* [RECORD SET]

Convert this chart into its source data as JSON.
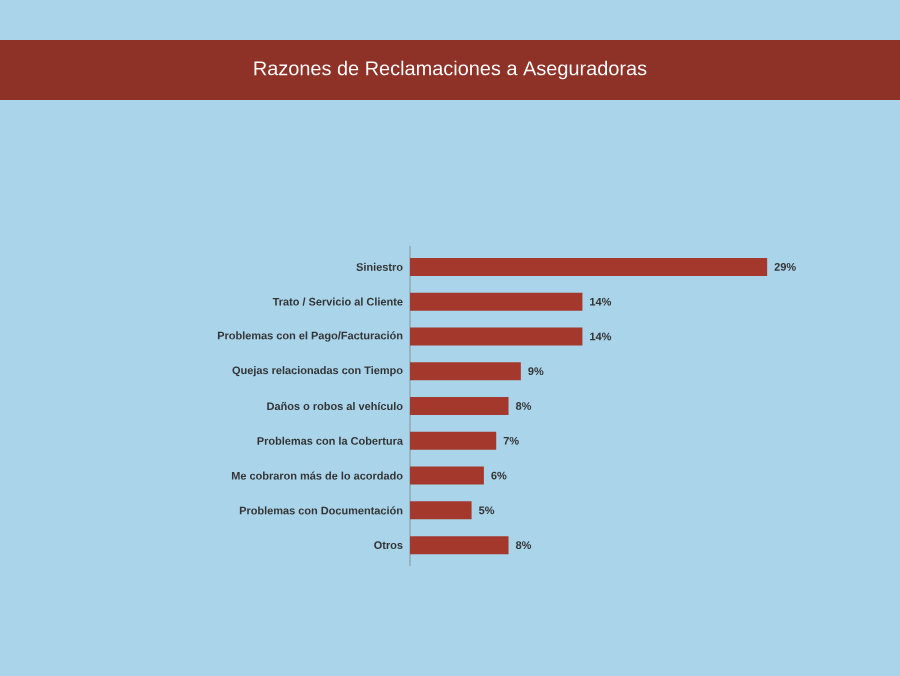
{
  "chart_data": {
    "type": "bar",
    "orientation": "horizontal",
    "title": "Razones de Reclamaciones a Aseguradoras",
    "categories": [
      "Siniestro",
      "Trato / Servicio al Cliente",
      "Problemas con el Pago/Facturación",
      "Quejas relacionadas con Tiempo",
      "Daños o robos al vehículo",
      "Problemas con la Cobertura",
      "Me cobraron más de lo acordado",
      "Problemas con Documentación",
      "Otros"
    ],
    "values": [
      29,
      14,
      14,
      9,
      8,
      7,
      6,
      5,
      8
    ],
    "value_labels": [
      "29%",
      "14%",
      "14%",
      "9%",
      "8%",
      "7%",
      "6%",
      "5%",
      "8%"
    ],
    "color": "#a5382d"
  }
}
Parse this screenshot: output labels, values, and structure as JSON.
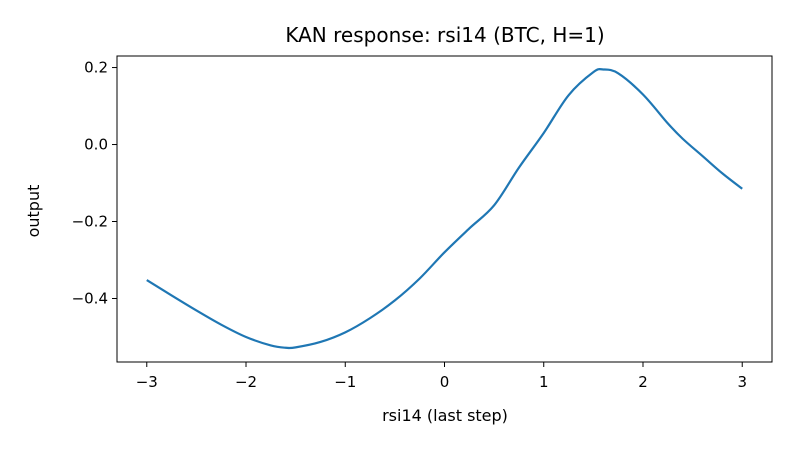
{
  "chart_data": {
    "type": "line",
    "title": "KAN response: rsi14 (BTC, H=1)",
    "xlabel": "rsi14 (last step)",
    "ylabel": "output",
    "xlim": [
      -3.3,
      3.3
    ],
    "ylim": [
      -0.565,
      0.23
    ],
    "xticks": [
      -3,
      -2,
      -1,
      0,
      1,
      2,
      3
    ],
    "xtick_labels": [
      "−3",
      "−2",
      "−1",
      "0",
      "1",
      "2",
      "3"
    ],
    "yticks": [
      -0.4,
      -0.2,
      0.0,
      0.2
    ],
    "ytick_labels": [
      "−0.4",
      "−0.2",
      "0.0",
      "0.2"
    ],
    "grid": false,
    "series": [
      {
        "color": "#1f77b4",
        "x": [
          -3.0,
          -2.75,
          -2.5,
          -2.25,
          -2.0,
          -1.75,
          -1.6,
          -1.5,
          -1.25,
          -1.0,
          -0.75,
          -0.5,
          -0.25,
          0.0,
          0.25,
          0.5,
          0.75,
          1.0,
          1.25,
          1.5,
          1.6,
          1.75,
          2.0,
          2.25,
          2.4,
          2.6,
          2.8,
          3.0
        ],
        "y": [
          -0.352,
          -0.392,
          -0.431,
          -0.468,
          -0.5,
          -0.522,
          -0.528,
          -0.527,
          -0.513,
          -0.488,
          -0.451,
          -0.405,
          -0.348,
          -0.28,
          -0.218,
          -0.158,
          -0.06,
          0.03,
          0.128,
          0.188,
          0.195,
          0.185,
          0.13,
          0.055,
          0.015,
          -0.03,
          -0.075,
          -0.115
        ]
      }
    ]
  }
}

* [REQUEST]
Look over the records above and copy each line that includes the string "title".

* [WORKED SOLUTION]
    "title": "Razones de Reclamaciones a Aseguradoras",
    "title": "KAN response: rsi14 (BTC, H=1)",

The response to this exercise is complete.